# AIM:
Within this material, how many lines have the string "from" in them? The answer is a number, with nothing added.

# Saved entries:
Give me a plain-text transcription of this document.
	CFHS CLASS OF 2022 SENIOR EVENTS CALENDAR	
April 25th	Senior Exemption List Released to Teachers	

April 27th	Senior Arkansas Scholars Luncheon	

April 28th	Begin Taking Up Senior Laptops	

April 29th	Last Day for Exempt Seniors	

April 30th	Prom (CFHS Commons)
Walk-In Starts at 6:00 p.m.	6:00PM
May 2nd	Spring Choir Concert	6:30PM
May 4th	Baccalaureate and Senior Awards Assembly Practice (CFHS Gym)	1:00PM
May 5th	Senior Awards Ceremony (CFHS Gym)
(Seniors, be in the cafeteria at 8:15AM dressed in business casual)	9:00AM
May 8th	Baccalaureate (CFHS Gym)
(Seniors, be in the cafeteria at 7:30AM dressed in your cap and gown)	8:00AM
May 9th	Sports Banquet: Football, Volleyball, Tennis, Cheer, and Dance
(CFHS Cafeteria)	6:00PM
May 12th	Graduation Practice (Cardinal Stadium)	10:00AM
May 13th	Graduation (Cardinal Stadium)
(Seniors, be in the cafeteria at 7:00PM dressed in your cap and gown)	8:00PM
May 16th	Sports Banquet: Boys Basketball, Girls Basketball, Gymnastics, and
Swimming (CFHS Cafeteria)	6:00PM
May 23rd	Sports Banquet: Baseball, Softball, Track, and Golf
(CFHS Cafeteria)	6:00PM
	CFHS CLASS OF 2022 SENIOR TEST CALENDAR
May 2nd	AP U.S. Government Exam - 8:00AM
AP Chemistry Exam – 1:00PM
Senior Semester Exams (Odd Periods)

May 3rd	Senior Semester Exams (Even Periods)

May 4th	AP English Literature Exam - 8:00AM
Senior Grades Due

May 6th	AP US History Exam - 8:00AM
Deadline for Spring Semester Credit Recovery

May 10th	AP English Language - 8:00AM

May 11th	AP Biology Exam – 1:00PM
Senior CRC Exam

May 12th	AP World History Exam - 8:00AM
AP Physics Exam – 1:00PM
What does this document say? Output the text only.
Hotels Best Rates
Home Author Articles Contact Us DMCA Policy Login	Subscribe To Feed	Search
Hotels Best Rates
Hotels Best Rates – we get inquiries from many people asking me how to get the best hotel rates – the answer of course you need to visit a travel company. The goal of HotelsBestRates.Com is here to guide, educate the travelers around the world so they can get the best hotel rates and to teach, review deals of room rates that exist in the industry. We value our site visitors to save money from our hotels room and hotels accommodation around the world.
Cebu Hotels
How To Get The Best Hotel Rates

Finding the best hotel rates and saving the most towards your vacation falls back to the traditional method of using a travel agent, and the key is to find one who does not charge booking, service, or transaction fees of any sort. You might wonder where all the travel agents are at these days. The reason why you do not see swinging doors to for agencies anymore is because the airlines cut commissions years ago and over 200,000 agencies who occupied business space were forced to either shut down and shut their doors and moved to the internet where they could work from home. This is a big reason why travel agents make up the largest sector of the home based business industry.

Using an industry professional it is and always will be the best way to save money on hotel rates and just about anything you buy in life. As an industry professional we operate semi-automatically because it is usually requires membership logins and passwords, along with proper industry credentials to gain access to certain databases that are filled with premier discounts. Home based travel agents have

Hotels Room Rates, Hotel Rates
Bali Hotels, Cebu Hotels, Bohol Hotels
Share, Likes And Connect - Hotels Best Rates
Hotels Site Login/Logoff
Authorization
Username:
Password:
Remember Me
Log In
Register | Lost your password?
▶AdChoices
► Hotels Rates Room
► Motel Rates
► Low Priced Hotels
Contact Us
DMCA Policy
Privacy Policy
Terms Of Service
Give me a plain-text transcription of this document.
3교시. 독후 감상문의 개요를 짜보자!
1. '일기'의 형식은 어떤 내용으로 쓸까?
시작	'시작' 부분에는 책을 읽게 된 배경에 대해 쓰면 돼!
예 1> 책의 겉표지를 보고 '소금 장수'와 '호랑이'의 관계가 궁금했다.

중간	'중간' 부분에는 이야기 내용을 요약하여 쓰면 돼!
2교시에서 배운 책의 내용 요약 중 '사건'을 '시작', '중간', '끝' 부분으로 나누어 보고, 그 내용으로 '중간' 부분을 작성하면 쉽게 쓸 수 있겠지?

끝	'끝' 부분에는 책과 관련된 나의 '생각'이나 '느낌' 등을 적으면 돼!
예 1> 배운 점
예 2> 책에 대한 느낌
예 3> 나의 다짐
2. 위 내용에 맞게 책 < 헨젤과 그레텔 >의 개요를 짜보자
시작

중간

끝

# EXERCISE SOLUTION:
2